Written instruction |
Extract every line below that contains the word "research".
::: Supplied data :::
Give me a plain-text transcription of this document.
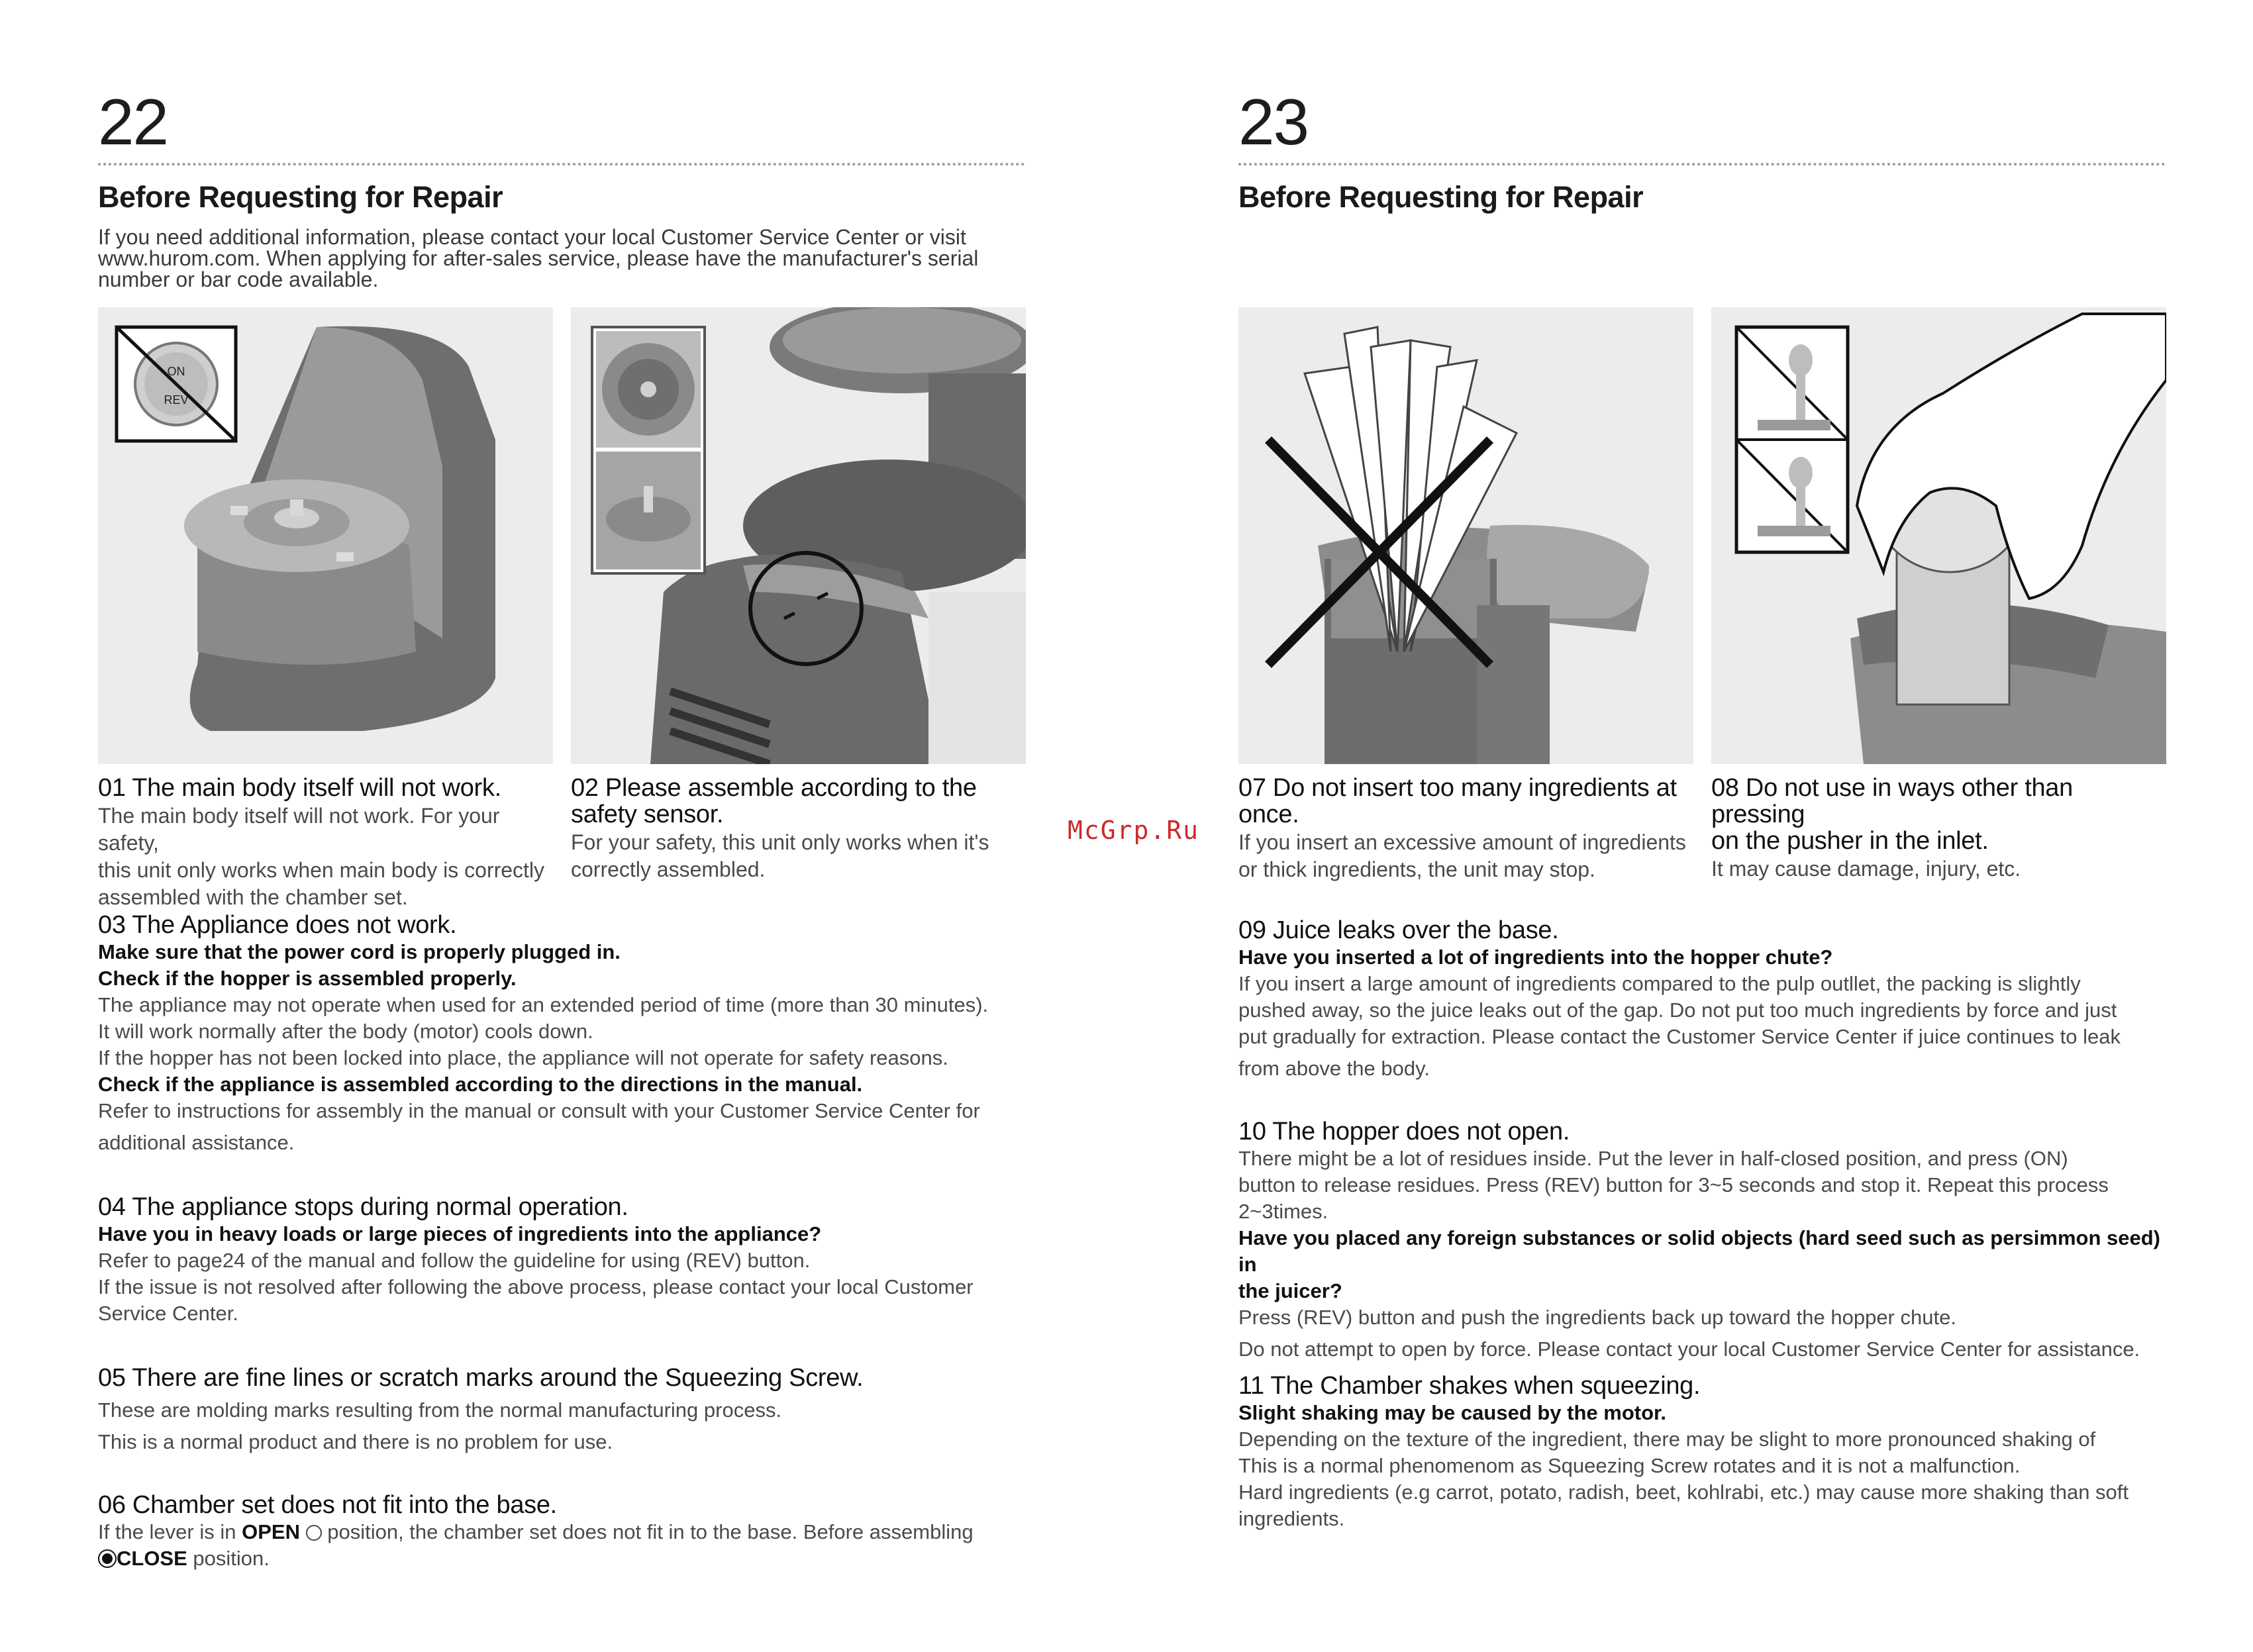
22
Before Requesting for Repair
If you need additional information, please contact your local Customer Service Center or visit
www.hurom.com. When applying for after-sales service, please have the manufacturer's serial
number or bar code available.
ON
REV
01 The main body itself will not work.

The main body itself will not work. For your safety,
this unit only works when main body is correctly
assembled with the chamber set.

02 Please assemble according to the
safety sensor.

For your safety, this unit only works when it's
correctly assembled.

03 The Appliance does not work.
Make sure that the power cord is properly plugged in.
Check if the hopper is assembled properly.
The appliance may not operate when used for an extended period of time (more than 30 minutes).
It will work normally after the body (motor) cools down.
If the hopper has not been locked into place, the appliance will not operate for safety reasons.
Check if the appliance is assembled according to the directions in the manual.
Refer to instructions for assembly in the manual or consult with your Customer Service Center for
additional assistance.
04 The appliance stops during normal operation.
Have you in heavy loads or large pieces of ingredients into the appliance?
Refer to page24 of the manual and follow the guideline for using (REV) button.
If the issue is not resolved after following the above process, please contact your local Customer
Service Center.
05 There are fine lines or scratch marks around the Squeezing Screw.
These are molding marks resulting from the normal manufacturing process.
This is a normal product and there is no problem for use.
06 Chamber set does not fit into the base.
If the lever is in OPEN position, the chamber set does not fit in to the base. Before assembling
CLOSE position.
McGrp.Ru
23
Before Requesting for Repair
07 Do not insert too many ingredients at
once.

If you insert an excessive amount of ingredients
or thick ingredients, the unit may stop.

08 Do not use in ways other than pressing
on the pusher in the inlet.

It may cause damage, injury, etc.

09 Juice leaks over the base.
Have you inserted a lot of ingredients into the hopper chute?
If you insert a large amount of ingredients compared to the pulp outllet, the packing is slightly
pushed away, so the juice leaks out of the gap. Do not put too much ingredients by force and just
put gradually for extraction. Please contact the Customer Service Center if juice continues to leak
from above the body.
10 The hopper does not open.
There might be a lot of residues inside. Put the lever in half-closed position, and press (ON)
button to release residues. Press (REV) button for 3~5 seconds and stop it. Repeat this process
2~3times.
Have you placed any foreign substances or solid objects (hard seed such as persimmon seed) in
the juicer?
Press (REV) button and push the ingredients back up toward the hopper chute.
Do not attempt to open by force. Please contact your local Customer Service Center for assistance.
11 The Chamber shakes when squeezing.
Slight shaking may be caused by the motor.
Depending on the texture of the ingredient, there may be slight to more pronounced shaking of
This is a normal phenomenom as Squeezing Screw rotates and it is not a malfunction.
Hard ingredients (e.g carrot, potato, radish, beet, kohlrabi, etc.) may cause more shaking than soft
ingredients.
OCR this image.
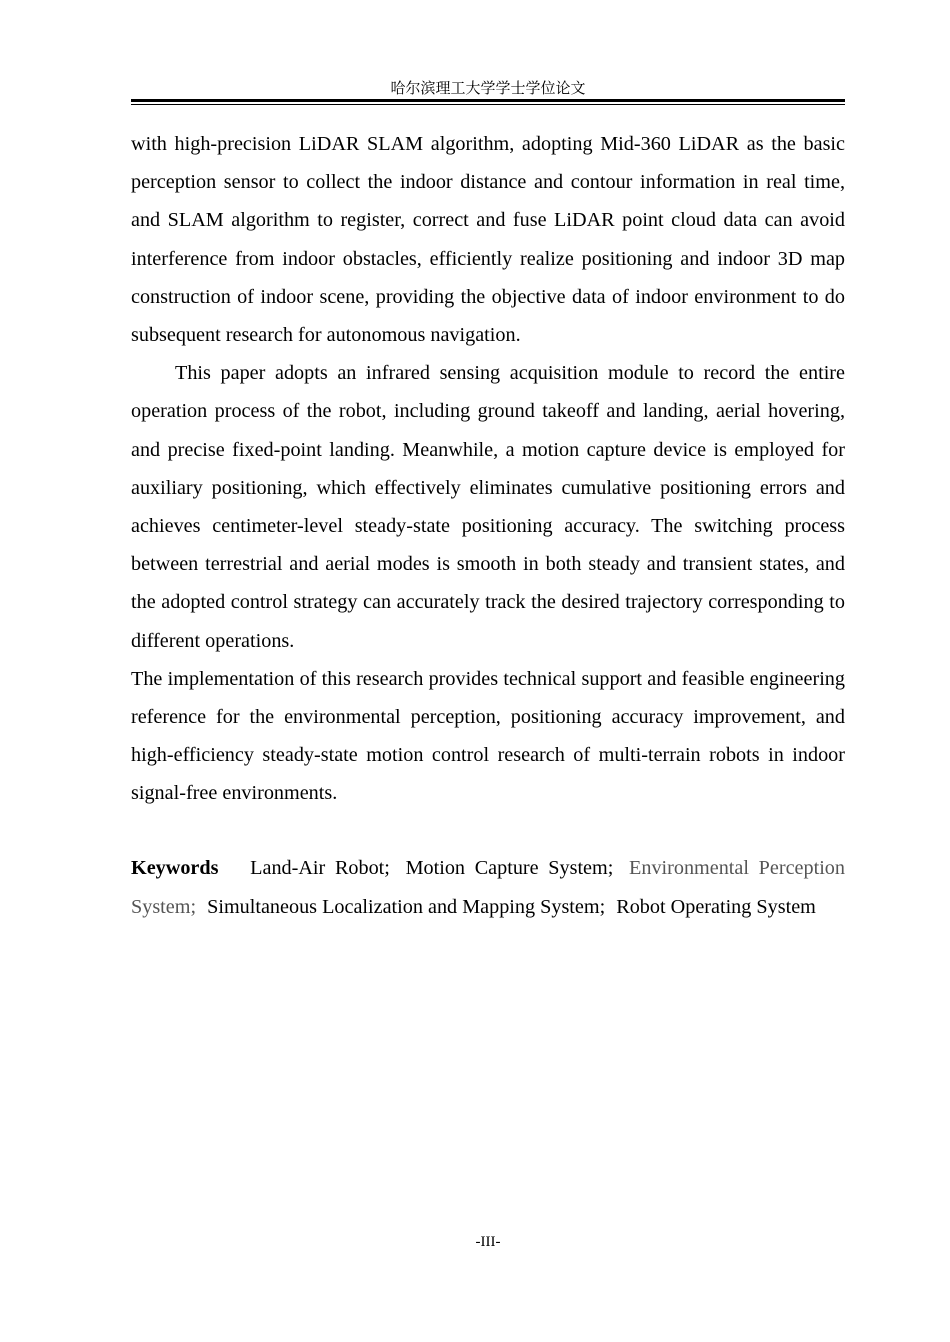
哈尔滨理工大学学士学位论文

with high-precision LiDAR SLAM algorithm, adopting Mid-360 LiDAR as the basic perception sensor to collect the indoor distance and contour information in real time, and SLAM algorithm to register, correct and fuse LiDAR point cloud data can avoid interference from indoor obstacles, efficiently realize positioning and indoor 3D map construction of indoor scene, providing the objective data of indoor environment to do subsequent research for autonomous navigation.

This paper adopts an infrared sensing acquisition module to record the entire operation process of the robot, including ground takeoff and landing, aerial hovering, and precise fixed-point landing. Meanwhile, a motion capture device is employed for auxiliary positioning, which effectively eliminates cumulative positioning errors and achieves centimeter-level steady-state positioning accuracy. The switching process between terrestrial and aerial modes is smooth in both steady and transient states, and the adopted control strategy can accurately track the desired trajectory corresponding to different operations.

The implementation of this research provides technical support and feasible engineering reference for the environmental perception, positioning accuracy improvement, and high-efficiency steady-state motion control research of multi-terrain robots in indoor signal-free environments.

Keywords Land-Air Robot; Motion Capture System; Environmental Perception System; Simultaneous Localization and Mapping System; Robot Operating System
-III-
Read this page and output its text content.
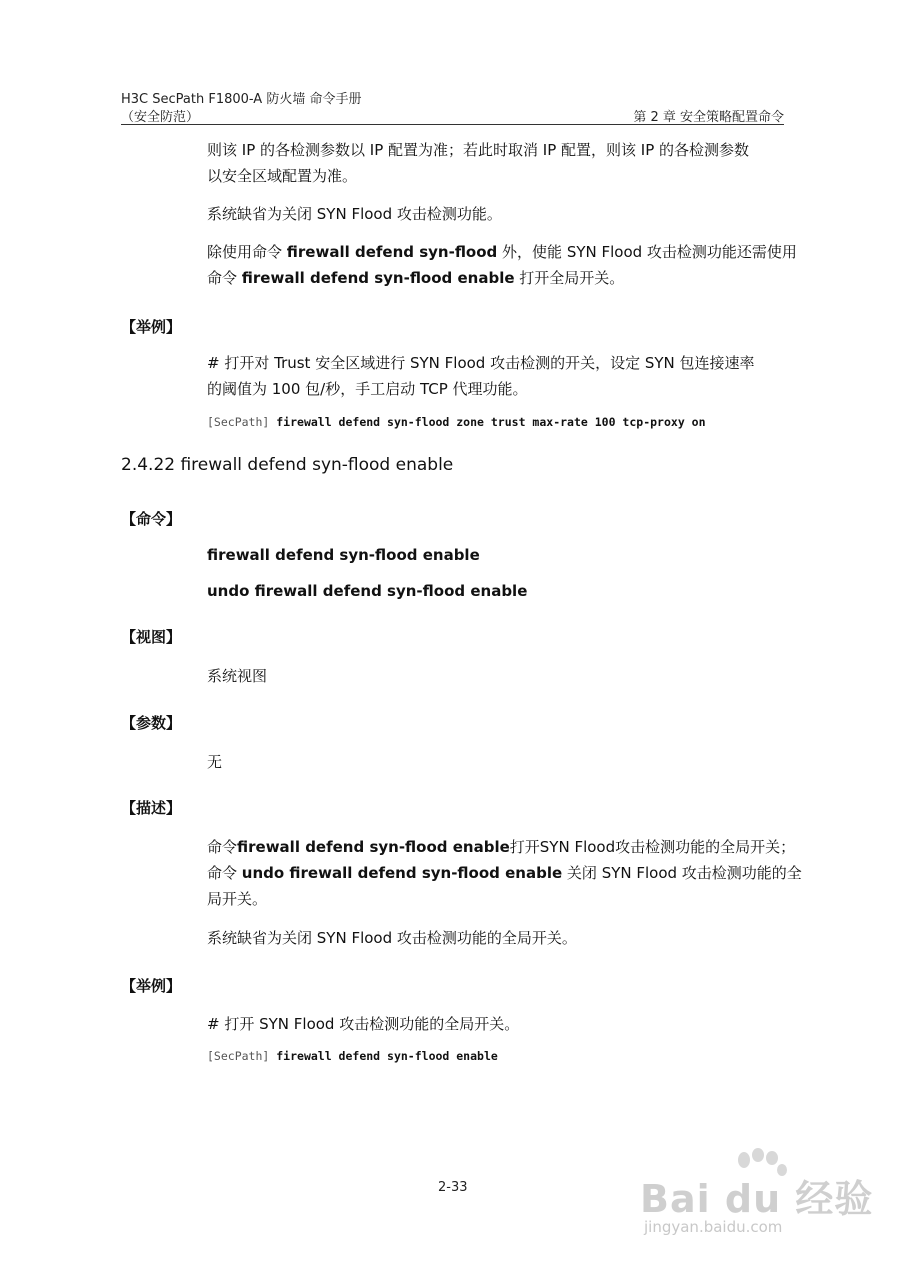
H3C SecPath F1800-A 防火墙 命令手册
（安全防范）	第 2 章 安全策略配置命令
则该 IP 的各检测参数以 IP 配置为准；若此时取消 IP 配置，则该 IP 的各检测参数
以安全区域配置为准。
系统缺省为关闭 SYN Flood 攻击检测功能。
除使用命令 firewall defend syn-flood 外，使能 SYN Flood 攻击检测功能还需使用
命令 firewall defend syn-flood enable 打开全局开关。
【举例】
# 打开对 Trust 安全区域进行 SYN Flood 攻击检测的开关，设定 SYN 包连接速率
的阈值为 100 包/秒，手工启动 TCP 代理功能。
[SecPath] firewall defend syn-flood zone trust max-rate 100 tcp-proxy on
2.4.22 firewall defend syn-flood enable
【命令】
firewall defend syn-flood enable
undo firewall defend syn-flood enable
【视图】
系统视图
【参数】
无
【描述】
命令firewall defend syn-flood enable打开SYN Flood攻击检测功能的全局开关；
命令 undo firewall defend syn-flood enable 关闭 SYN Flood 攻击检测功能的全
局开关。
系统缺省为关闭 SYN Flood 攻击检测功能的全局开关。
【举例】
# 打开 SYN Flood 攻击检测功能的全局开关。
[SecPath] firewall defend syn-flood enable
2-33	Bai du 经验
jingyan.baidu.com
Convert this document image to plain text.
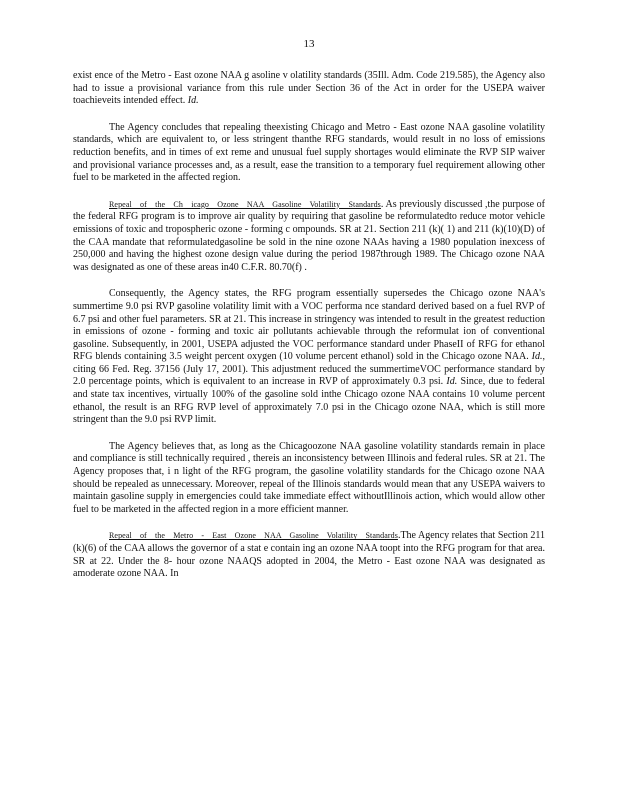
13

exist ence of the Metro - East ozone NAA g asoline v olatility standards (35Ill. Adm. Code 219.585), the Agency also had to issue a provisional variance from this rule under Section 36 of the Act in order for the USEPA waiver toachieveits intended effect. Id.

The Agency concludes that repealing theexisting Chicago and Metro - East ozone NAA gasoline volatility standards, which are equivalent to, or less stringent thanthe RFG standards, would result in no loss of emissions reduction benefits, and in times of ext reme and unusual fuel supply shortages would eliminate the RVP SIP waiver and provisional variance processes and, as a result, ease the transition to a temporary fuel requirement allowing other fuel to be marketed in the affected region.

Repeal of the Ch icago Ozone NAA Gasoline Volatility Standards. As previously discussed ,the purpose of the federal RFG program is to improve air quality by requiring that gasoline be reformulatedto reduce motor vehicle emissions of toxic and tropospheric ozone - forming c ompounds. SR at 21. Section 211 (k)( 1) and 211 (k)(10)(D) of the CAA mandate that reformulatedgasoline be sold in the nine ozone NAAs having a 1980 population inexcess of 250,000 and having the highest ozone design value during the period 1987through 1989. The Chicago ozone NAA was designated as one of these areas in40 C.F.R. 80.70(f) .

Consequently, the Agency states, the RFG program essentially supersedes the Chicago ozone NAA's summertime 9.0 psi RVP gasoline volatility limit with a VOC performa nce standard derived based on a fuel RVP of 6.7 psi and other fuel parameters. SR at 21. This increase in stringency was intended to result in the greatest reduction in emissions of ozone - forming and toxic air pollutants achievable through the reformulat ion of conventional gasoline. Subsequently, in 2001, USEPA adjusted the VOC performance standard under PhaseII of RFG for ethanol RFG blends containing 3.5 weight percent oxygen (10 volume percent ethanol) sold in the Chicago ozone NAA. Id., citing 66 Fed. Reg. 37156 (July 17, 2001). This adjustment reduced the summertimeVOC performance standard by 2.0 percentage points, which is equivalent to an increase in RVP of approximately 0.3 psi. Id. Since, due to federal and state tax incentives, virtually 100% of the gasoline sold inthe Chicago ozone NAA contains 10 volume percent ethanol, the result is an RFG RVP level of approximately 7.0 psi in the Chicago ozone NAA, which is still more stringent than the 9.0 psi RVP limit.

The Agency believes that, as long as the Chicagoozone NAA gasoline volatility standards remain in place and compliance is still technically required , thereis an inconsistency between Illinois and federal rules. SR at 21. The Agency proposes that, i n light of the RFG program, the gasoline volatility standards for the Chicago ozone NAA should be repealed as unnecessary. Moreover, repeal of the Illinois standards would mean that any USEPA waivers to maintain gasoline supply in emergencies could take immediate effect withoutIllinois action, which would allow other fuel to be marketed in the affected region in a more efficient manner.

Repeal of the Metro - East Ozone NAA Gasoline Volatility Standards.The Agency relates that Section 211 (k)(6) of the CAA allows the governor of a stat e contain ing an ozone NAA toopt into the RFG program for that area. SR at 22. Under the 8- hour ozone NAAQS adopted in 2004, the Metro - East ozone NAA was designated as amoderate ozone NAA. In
:::
Result below |
with high-precision LiDAR SLAM algorithm, adopting Mid-360 LiDAR as the basic perception sensor to collect the indoor distance and contour information in real time, and SLAM algorithm to register, correct and fuse LiDAR point cloud data can avoid interference from indoor obstacles, efficiently realize positioning and indoor 3D map construction of indoor scene, providing the objective data of indoor environment to do subsequent research for autonomous navigation.
The implementation of this research provides technical support and feasible engineering reference for the environmental perception, positioning accuracy improvement, and high-efficiency steady-state motion control research of multi-terrain robots in indoor signal-free environments.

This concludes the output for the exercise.